What is asked
State the count of lines below in which the word "edilmelidir" appears, and add nothing.

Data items
____

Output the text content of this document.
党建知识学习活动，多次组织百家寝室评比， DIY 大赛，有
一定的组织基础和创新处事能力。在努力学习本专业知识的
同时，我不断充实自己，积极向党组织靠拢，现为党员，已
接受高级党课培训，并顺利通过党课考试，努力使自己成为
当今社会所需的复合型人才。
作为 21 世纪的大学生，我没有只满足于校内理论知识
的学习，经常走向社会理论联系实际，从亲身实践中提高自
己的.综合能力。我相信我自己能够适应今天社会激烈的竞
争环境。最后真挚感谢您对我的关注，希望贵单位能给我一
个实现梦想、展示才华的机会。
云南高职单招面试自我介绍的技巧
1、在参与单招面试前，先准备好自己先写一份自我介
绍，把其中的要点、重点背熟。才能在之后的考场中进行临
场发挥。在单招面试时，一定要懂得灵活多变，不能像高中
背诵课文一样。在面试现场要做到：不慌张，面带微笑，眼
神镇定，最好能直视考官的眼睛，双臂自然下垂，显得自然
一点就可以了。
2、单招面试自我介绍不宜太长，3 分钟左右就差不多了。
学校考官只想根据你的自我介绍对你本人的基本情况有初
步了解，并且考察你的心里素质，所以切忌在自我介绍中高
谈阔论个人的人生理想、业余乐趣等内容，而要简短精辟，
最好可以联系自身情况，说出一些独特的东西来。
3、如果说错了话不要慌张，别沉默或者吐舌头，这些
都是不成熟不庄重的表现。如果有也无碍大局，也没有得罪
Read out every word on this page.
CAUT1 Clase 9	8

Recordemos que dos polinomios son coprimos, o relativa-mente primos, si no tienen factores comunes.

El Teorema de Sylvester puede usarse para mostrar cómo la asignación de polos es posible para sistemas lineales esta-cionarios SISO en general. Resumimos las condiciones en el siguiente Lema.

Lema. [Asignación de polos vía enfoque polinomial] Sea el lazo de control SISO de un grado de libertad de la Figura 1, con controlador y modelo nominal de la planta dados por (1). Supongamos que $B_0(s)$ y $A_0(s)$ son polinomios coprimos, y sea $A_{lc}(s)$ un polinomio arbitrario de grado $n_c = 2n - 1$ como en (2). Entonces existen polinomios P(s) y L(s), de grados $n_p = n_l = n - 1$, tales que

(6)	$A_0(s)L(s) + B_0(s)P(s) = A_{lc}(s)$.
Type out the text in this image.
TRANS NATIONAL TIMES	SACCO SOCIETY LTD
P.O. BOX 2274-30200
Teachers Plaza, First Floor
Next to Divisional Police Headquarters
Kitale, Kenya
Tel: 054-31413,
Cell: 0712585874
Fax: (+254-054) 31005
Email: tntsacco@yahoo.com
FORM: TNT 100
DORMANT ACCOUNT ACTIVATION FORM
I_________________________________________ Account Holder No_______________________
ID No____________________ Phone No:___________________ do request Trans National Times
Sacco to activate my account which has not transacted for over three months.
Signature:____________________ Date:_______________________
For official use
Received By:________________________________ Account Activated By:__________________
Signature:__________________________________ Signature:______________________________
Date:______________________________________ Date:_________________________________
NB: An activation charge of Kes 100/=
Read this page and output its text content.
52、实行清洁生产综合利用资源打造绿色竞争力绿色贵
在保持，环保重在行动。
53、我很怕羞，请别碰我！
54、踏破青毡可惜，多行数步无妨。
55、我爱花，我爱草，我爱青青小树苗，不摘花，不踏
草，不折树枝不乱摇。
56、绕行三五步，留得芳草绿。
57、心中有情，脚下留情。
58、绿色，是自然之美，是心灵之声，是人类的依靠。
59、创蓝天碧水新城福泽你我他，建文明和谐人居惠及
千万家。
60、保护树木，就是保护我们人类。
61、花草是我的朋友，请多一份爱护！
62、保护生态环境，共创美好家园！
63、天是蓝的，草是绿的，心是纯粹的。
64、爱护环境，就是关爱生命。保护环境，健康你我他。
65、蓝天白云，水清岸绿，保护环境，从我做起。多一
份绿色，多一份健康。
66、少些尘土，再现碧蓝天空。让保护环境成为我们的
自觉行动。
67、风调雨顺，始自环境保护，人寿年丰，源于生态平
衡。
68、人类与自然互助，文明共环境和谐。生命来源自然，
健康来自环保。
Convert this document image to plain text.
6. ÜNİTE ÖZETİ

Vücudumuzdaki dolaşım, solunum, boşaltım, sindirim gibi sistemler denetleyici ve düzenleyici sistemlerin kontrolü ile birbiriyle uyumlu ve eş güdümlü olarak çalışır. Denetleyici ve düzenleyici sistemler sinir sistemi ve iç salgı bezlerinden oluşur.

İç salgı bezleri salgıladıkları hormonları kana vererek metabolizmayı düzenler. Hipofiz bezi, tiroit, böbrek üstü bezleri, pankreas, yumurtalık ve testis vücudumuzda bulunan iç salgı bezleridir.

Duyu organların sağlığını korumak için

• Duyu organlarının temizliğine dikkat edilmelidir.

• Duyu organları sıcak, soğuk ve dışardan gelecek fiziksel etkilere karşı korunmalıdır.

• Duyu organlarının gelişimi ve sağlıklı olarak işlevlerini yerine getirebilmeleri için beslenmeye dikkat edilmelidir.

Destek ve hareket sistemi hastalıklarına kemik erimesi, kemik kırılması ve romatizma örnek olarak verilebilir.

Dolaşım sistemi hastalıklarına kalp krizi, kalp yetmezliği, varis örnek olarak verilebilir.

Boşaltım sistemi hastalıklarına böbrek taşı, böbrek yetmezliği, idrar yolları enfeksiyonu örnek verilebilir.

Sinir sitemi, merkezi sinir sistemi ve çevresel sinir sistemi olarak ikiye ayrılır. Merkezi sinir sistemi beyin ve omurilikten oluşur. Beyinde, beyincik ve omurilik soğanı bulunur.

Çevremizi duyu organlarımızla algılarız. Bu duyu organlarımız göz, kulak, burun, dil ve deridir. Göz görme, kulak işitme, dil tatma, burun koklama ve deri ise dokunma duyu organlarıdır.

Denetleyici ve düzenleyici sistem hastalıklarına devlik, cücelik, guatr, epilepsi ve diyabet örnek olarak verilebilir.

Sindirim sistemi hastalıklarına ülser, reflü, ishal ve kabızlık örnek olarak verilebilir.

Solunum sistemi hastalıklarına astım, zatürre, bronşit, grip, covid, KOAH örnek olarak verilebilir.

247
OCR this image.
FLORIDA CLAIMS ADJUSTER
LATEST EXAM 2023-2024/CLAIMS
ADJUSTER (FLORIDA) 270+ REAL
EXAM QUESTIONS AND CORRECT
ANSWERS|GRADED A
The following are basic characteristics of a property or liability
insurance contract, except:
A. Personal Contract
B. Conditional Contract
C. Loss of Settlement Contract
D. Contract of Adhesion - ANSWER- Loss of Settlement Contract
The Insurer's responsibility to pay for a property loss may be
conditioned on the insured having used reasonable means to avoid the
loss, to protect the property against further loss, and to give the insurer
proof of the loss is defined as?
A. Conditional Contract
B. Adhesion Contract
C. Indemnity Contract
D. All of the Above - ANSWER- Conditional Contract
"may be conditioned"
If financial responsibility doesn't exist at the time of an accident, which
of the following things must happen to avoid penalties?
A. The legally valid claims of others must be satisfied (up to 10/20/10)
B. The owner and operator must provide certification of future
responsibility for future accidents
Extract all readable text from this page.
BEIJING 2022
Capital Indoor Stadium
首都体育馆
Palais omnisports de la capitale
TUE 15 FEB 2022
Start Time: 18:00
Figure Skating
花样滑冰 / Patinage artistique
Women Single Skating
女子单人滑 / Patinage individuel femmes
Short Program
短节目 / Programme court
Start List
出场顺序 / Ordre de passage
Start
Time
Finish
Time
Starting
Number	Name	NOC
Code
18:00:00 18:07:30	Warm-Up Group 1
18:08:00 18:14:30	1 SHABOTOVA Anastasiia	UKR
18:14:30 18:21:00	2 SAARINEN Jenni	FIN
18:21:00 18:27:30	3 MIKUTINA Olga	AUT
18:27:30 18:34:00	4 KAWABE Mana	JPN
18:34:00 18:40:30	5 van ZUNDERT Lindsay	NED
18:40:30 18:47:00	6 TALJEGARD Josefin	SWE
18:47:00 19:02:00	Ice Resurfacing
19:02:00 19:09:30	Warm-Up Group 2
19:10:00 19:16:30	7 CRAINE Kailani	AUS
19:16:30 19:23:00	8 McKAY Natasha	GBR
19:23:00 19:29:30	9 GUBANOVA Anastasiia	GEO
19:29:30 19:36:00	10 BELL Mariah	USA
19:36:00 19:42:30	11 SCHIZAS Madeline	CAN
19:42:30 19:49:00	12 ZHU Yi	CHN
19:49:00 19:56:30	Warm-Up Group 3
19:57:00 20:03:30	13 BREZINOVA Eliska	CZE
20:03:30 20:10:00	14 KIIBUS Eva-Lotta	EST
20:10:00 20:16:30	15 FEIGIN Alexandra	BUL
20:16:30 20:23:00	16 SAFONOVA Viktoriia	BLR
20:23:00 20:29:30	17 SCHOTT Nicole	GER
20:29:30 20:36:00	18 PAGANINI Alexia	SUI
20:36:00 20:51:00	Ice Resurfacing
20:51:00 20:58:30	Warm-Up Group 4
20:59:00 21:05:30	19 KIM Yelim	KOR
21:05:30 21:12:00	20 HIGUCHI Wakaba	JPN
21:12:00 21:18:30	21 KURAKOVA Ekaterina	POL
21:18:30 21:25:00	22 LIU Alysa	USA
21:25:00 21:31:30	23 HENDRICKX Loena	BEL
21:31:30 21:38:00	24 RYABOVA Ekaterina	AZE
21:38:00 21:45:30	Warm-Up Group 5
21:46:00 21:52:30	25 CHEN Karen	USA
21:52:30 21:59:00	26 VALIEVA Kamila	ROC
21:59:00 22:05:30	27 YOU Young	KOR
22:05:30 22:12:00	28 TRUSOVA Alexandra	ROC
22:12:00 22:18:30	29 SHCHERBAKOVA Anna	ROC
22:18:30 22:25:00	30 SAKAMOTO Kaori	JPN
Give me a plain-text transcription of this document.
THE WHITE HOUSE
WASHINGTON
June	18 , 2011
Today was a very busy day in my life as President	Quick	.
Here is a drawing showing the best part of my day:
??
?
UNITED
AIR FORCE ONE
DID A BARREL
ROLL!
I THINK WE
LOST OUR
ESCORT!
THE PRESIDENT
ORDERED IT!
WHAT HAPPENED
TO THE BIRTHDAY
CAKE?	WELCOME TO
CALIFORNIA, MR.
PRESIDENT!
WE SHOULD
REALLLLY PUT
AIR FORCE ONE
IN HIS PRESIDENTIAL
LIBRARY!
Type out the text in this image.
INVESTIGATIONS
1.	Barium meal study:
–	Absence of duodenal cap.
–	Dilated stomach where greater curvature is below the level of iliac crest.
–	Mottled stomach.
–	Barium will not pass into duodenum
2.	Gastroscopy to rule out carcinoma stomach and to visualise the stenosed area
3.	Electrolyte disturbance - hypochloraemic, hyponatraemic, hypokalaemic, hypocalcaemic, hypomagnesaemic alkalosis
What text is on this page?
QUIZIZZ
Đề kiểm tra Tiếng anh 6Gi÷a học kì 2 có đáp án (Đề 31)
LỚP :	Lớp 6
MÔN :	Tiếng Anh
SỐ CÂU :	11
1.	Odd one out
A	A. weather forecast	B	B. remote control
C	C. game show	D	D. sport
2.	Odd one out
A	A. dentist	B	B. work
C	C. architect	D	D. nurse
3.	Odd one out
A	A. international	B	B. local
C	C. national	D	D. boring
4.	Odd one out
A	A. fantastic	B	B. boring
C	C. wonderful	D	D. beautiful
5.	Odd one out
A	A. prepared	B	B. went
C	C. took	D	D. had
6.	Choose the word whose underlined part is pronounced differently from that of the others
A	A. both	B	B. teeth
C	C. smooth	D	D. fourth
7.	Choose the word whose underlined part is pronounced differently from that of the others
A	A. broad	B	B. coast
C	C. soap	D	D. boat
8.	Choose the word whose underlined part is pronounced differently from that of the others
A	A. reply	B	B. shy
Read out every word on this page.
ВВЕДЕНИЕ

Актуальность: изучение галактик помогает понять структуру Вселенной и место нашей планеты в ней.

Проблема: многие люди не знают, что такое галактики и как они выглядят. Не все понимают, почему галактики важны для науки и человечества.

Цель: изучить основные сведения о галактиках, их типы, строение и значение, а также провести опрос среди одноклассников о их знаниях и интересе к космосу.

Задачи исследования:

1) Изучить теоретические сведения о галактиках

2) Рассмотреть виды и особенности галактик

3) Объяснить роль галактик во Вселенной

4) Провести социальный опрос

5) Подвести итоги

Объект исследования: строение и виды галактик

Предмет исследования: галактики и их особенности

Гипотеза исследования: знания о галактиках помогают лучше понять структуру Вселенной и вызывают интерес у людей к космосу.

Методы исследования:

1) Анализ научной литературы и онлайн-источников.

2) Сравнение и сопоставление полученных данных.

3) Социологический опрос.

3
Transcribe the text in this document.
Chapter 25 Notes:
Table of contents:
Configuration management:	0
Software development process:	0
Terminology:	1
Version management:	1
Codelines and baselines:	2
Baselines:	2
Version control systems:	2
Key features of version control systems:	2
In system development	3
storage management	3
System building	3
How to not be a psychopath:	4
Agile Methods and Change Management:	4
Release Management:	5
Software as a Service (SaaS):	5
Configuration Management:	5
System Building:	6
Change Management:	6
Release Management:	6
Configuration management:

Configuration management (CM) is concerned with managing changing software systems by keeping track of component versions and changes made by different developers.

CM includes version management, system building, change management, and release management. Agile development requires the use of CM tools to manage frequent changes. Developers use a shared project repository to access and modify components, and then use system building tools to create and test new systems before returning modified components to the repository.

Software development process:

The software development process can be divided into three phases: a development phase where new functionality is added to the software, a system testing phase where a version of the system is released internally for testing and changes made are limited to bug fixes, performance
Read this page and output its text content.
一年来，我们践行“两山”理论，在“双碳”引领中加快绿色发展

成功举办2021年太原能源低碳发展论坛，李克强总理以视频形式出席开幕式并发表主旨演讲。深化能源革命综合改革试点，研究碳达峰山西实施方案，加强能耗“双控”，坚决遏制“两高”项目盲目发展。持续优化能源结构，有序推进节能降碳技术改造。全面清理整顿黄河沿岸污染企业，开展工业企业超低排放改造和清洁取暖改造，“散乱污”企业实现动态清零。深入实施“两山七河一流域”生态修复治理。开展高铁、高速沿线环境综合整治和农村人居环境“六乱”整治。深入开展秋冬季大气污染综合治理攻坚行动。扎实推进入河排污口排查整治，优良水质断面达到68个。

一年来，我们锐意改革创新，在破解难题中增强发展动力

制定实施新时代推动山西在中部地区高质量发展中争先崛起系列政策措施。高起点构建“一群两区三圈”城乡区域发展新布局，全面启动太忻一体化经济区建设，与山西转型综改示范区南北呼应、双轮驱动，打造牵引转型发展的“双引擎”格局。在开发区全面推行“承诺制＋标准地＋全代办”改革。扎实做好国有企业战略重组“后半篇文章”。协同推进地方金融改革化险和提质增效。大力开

____

Solution for this problem
2